### Direction
List the lines of this listing that hold the word "Speed".

-- BEGIN --

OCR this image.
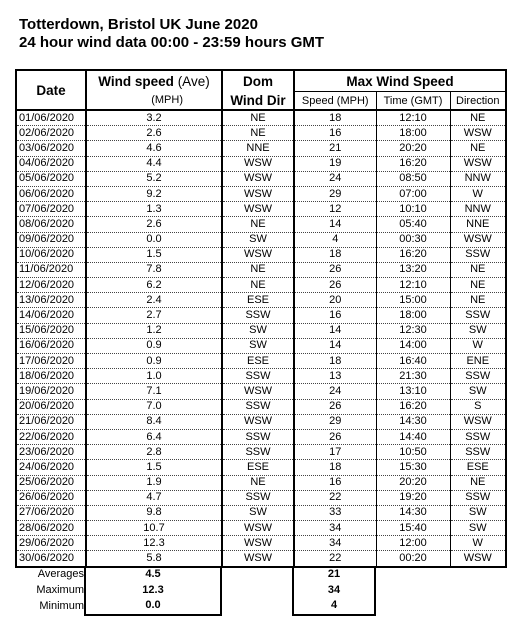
Totterdown, Bristol UK June 2020
24 hour wind data 00:00 - 23:59 hours GMT
Date	Wind speed (Ave)	Dom	Max Wind Speed		
	(MPH)	Wind Dir	Speed (MPH)	Time (GMT)	Direction
01/06/2020	3.2	NE	18	12:10	NE
02/06/2020	2.6	NE	16	18:00	WSW
03/06/2020	4.6	NNE	21	20:20	NE
04/06/2020	4.4	WSW	19	16:20	WSW
05/06/2020	5.2	WSW	24	08:50	NNW
06/06/2020	9.2	WSW	29	07:00	W
07/06/2020	1.3	WSW	12	10:10	NNW
08/06/2020	2.6	NE	14	05:40	NNE
09/06/2020	0.0	SW	4	00:30	WSW
10/06/2020	1.5	WSW	18	16:20	SSW
11/06/2020	7.8	NE	26	13:20	NE
12/06/2020	6.2	NE	26	12:10	NE
13/06/2020	2.4	ESE	20	15:00	NE
14/06/2020	2.7	SSW	16	18:00	SSW
15/06/2020	1.2	SW	14	12:30	SW
16/06/2020	0.9	SW	14	14:00	W
17/06/2020	0.9	ESE	18	16:40	ENE
18/06/2020	1.0	SSW	13	21:30	SSW
19/06/2020	7.1	WSW	24	13:10	SW
20/06/2020	7.0	SSW	26	16:20	S
21/06/2020	8.4	WSW	29	14:30	WSW
22/06/2020	6.4	SSW	26	14:40	SSW
23/06/2020	2.8	SSW	17	10:50	SSW
24/06/2020	1.5	ESE	18	15:30	ESE
25/06/2020	1.9	NE	16	20:20	NE
26/06/2020	4.7	SSW	22	19:20	SSW
27/06/2020	9.8	SW	33	14:30	SW
28/06/2020	10.7	WSW	34	15:40	SW
29/06/2020	12.3	WSW	34	12:00	W
30/06/2020	5.8	WSW	22	00:20	WSW
Averages	4.5		21
Maximum	12.3		34
Minimum	0.0		4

-- END --

### The result
Date	Wind speed (Ave)	Dom	Max Wind Speed		
	(MPH)	Wind Dir	Speed (MPH)	Time (GMT)	Direction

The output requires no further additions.